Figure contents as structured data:

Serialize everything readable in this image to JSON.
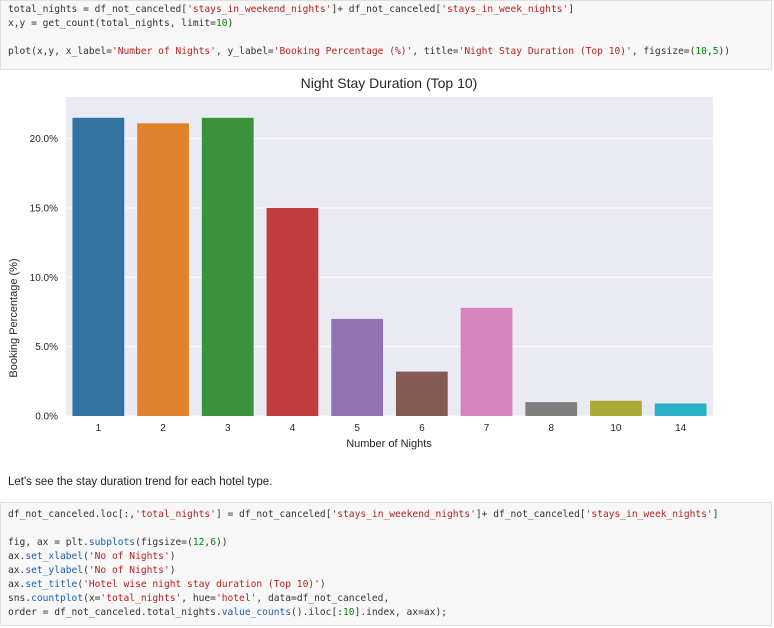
{
  "cell1": {
    "lines": [
      [
        {
          "t": "total_nights = df_not_canceled["
        },
        {
          "t": "'stays_in_weekend_nights'",
          "c": "s"
        },
        {
          "t": "]+ df_not_canceled["
        },
        {
          "t": "'stays_in_week_nights'",
          "c": "s"
        },
        {
          "t": "]"
        }
      ],
      [
        {
          "t": "x,y = get_count(total_nights, limit="
        },
        {
          "t": "10",
          "c": "n"
        },
        {
          "t": ")"
        }
      ],
      [],
      [
        {
          "t": "plot(x,y, x_label="
        },
        {
          "t": "'Number of Nights'",
          "c": "s"
        },
        {
          "t": ", y_label="
        },
        {
          "t": "'Booking Percentage (%)'",
          "c": "s"
        },
        {
          "t": ", title="
        },
        {
          "t": "'Night Stay Duration (Top 10)'",
          "c": "s"
        },
        {
          "t": ", figsize=("
        },
        {
          "t": "10",
          "c": "n"
        },
        {
          "t": ","
        },
        {
          "t": "5",
          "c": "n"
        },
        {
          "t": "))"
        }
      ]
    ]
  },
  "chart_data": {
    "type": "bar",
    "title": "Night Stay Duration (Top 10)",
    "xlabel": "Number of Nights",
    "ylabel": "Booking Percentage (%)",
    "categories": [
      "1",
      "2",
      "3",
      "4",
      "5",
      "6",
      "7",
      "8",
      "10",
      "14"
    ],
    "values": [
      21.5,
      21.1,
      21.5,
      15.0,
      7.0,
      3.2,
      7.8,
      1.0,
      1.1,
      0.9
    ],
    "colors": [
      "#3274a1",
      "#e1812c",
      "#3a923a",
      "#c03d3e",
      "#9372b2",
      "#845b53",
      "#d684bd",
      "#7f7f7f",
      "#a9aa35",
      "#2ab0c5"
    ],
    "ylim": [
      0,
      23
    ],
    "yticks": [
      0,
      5,
      10,
      15,
      20
    ],
    "ytick_labels": [
      "0.0%",
      "5.0%",
      "10.0%",
      "15.0%",
      "20.0%"
    ],
    "grid": true,
    "plot_background": "#eaeaf2"
  },
  "markdown": {
    "text": "Let's see the stay duration trend for each hotel type."
  },
  "cell2": {
    "lines": [
      [
        {
          "t": "df_not_canceled.loc[:,"
        },
        {
          "t": "'total_nights'",
          "c": "s"
        },
        {
          "t": "] = df_not_canceled["
        },
        {
          "t": "'stays_in_weekend_nights'",
          "c": "s"
        },
        {
          "t": "]+ df_not_canceled["
        },
        {
          "t": "'stays_in_week_nights'",
          "c": "s"
        },
        {
          "t": "]"
        }
      ],
      [],
      [
        {
          "t": "fig, ax = plt."
        },
        {
          "t": "subplots",
          "c": "k"
        },
        {
          "t": "(figsize=("
        },
        {
          "t": "12",
          "c": "n"
        },
        {
          "t": ","
        },
        {
          "t": "6",
          "c": "n"
        },
        {
          "t": "))"
        }
      ],
      [
        {
          "t": "ax."
        },
        {
          "t": "set_xlabel",
          "c": "k"
        },
        {
          "t": "("
        },
        {
          "t": "'No of Nights'",
          "c": "s"
        },
        {
          "t": ")"
        }
      ],
      [
        {
          "t": "ax."
        },
        {
          "t": "set_ylabel",
          "c": "k"
        },
        {
          "t": "("
        },
        {
          "t": "'No of Nights'",
          "c": "s"
        },
        {
          "t": ")"
        }
      ],
      [
        {
          "t": "ax."
        },
        {
          "t": "set_title",
          "c": "k"
        },
        {
          "t": "("
        },
        {
          "t": "'Hotel wise night stay duration (Top 10)'",
          "c": "s"
        },
        {
          "t": ")"
        }
      ],
      [
        {
          "t": "sns."
        },
        {
          "t": "countplot",
          "c": "k"
        },
        {
          "t": "(x="
        },
        {
          "t": "'total_nights'",
          "c": "s"
        },
        {
          "t": ", hue="
        },
        {
          "t": "'hotel'",
          "c": "s"
        },
        {
          "t": ", data=df_not_canceled,"
        }
      ],
      [
        {
          "t": "order = df_not_canceled.total_nights."
        },
        {
          "t": "value_counts",
          "c": "k"
        },
        {
          "t": "().iloc[:"
        },
        {
          "t": "10",
          "c": "n"
        },
        {
          "t": "].index, ax=ax);"
        }
      ]
    ]
  }
}
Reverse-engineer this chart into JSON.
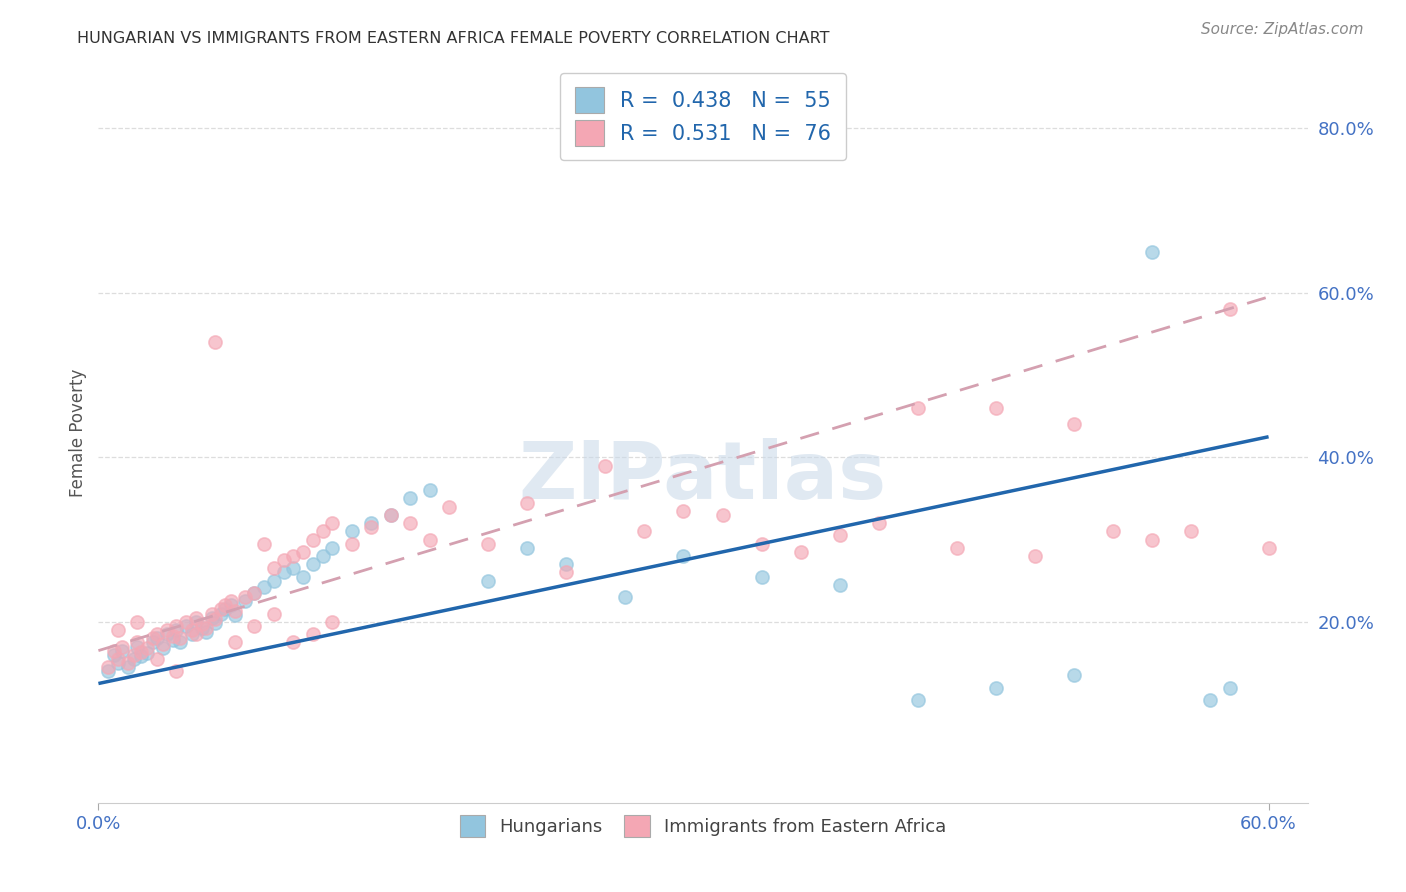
{
  "title": "HUNGARIAN VS IMMIGRANTS FROM EASTERN AFRICA FEMALE POVERTY CORRELATION CHART",
  "source": "Source: ZipAtlas.com",
  "ylabel": "Female Poverty",
  "xlim": [
    0.0,
    0.62
  ],
  "ylim": [
    -0.02,
    0.88
  ],
  "xticks": [
    0.0,
    0.6
  ],
  "xticklabels": [
    "0.0%",
    "60.0%"
  ],
  "ytick_vals": [
    0.2,
    0.4,
    0.6,
    0.8
  ],
  "yticklabels": [
    "20.0%",
    "40.0%",
    "60.0%",
    "80.0%"
  ],
  "blue_color": "#92c5de",
  "pink_color": "#f4a7b4",
  "blue_line_color": "#2166ac",
  "pink_line_color": "#d4a0b0",
  "legend_r_blue": "0.438",
  "legend_n_blue": "55",
  "legend_r_pink": "0.531",
  "legend_n_pink": "76",
  "blue_scatter_x": [
    0.005,
    0.008,
    0.01,
    0.012,
    0.015,
    0.018,
    0.02,
    0.022,
    0.025,
    0.028,
    0.03,
    0.033,
    0.035,
    0.038,
    0.04,
    0.042,
    0.045,
    0.048,
    0.05,
    0.053,
    0.055,
    0.058,
    0.06,
    0.063,
    0.065,
    0.068,
    0.07,
    0.075,
    0.08,
    0.085,
    0.09,
    0.095,
    0.1,
    0.105,
    0.11,
    0.115,
    0.12,
    0.13,
    0.14,
    0.15,
    0.16,
    0.17,
    0.2,
    0.22,
    0.24,
    0.27,
    0.3,
    0.34,
    0.38,
    0.42,
    0.46,
    0.5,
    0.54,
    0.57,
    0.58
  ],
  "blue_scatter_y": [
    0.14,
    0.16,
    0.15,
    0.165,
    0.145,
    0.155,
    0.17,
    0.158,
    0.162,
    0.175,
    0.18,
    0.168,
    0.185,
    0.178,
    0.19,
    0.175,
    0.195,
    0.185,
    0.2,
    0.192,
    0.188,
    0.205,
    0.198,
    0.21,
    0.215,
    0.22,
    0.208,
    0.225,
    0.235,
    0.242,
    0.25,
    0.26,
    0.265,
    0.255,
    0.27,
    0.28,
    0.29,
    0.31,
    0.32,
    0.33,
    0.35,
    0.36,
    0.25,
    0.29,
    0.27,
    0.23,
    0.28,
    0.255,
    0.245,
    0.105,
    0.12,
    0.135,
    0.65,
    0.105,
    0.12
  ],
  "pink_scatter_x": [
    0.005,
    0.008,
    0.01,
    0.012,
    0.015,
    0.018,
    0.02,
    0.022,
    0.025,
    0.028,
    0.03,
    0.033,
    0.035,
    0.038,
    0.04,
    0.042,
    0.045,
    0.048,
    0.05,
    0.053,
    0.055,
    0.058,
    0.06,
    0.063,
    0.065,
    0.068,
    0.07,
    0.075,
    0.08,
    0.085,
    0.09,
    0.095,
    0.1,
    0.105,
    0.11,
    0.115,
    0.12,
    0.13,
    0.14,
    0.15,
    0.16,
    0.17,
    0.18,
    0.2,
    0.22,
    0.24,
    0.26,
    0.28,
    0.3,
    0.32,
    0.34,
    0.36,
    0.38,
    0.4,
    0.42,
    0.44,
    0.46,
    0.48,
    0.5,
    0.52,
    0.54,
    0.56,
    0.58,
    0.6,
    0.01,
    0.02,
    0.03,
    0.04,
    0.05,
    0.06,
    0.07,
    0.08,
    0.09,
    0.1,
    0.11,
    0.12
  ],
  "pink_scatter_y": [
    0.145,
    0.165,
    0.155,
    0.17,
    0.15,
    0.16,
    0.175,
    0.163,
    0.168,
    0.18,
    0.185,
    0.173,
    0.19,
    0.183,
    0.195,
    0.18,
    0.2,
    0.19,
    0.205,
    0.197,
    0.193,
    0.21,
    0.203,
    0.215,
    0.22,
    0.225,
    0.213,
    0.23,
    0.235,
    0.295,
    0.265,
    0.275,
    0.28,
    0.285,
    0.3,
    0.31,
    0.32,
    0.295,
    0.315,
    0.33,
    0.32,
    0.3,
    0.34,
    0.295,
    0.345,
    0.26,
    0.39,
    0.31,
    0.335,
    0.33,
    0.295,
    0.285,
    0.305,
    0.32,
    0.46,
    0.29,
    0.46,
    0.28,
    0.44,
    0.31,
    0.3,
    0.31,
    0.58,
    0.29,
    0.19,
    0.2,
    0.155,
    0.14,
    0.185,
    0.54,
    0.175,
    0.195,
    0.21,
    0.175,
    0.185,
    0.2
  ],
  "blue_trendline": [
    0.0,
    0.6,
    0.125,
    0.425
  ],
  "pink_trendline": [
    0.0,
    0.6,
    0.165,
    0.595
  ],
  "watermark_text": "ZIPatlas",
  "watermark_color": "#c8d8e8",
  "background_color": "#ffffff",
  "grid_color": "#dddddd",
  "tick_label_color": "#4472c4",
  "title_color": "#333333",
  "source_color": "#888888",
  "ylabel_color": "#555555"
}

Task to carry out —
Which lines of the data include "Percentage"? Copy each of them.

Task solution —
          "t": "'Booking Percentage (%)'",
    "ylabel": "Booking Percentage (%)",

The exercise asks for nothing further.